+++ Given records +++

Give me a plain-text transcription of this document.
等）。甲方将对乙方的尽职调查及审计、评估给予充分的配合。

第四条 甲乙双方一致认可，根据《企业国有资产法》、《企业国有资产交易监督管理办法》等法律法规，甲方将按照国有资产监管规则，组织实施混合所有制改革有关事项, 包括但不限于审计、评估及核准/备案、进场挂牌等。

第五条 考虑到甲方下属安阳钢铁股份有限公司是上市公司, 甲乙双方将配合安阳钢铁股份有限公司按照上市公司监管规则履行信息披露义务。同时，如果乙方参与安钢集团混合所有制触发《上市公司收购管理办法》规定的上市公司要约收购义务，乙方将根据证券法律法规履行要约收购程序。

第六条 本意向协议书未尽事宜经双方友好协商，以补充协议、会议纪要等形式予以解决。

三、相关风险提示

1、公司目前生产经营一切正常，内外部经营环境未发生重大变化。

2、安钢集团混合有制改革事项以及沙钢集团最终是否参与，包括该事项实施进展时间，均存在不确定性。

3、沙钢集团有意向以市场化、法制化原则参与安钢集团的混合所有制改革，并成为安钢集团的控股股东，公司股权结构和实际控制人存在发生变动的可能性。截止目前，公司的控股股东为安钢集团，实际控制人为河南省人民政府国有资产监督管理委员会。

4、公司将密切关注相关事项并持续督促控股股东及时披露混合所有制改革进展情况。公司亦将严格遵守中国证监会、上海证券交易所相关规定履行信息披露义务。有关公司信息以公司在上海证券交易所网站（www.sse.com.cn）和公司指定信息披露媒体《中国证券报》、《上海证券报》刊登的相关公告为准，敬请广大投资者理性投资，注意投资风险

+++

Task directions – All of the entries need to be reproduced exactly; please write them out.

Response –
Give me a plain-text transcription of this document.
等）。甲方将对乙方的尽职调查及审计、评估给予充分的配合。

第四条 甲乙双方一致认可，根据《企业国有资产法》、《企业国有资产交易监督管理办法》等法律法规，甲方将按照国有资产监管规则，组织实施混合所有制改革有关事项, 包括但不限于审计、评估及核准/备案、进场挂牌等。

第五条 考虑到甲方下属安阳钢铁股份有限公司是上市公司, 甲乙双方将配合安阳钢铁股份有限公司按照上市公司监管规则履行信息披露义务。同时，如果乙方参与安钢集团混合所有制触发《上市公司收购管理办法》规定的上市公司要约收购义务，乙方将根据证券法律法规履行要约收购程序。

第六条 本意向协议书未尽事宜经双方友好协商，以补充协议、会议纪要等形式予以解决。

三、相关风险提示

1、公司目前生产经营一切正常，内外部经营环境未发生重大变化。

2、安钢集团混合有制改革事项以及沙钢集团最终是否参与，包括该事项实施进展时间，均存在不确定性。

3、沙钢集团有意向以市场化、法制化原则参与安钢集团的混合所有制改革，并成为安钢集团的控股股东，公司股权结构和实际控制人存在发生变动的可能性。截止目前，公司的控股股东为安钢集团，实际控制人为河南省人民政府国有资产监督管理委员会。

4、公司将密切关注相关事项并持续督促控股股东及时披露混合所有制改革进展情况。公司亦将严格遵守中国证监会、上海证券交易所相关规定履行信息披露义务。有关公司信息以公司在上海证券交易所网站（www.sse.com.cn）和公司指定信息披露媒体《中国证券报》、《上海证券报》刊登的相关公告为准，敬请广大投资者理性投资，注意投资风险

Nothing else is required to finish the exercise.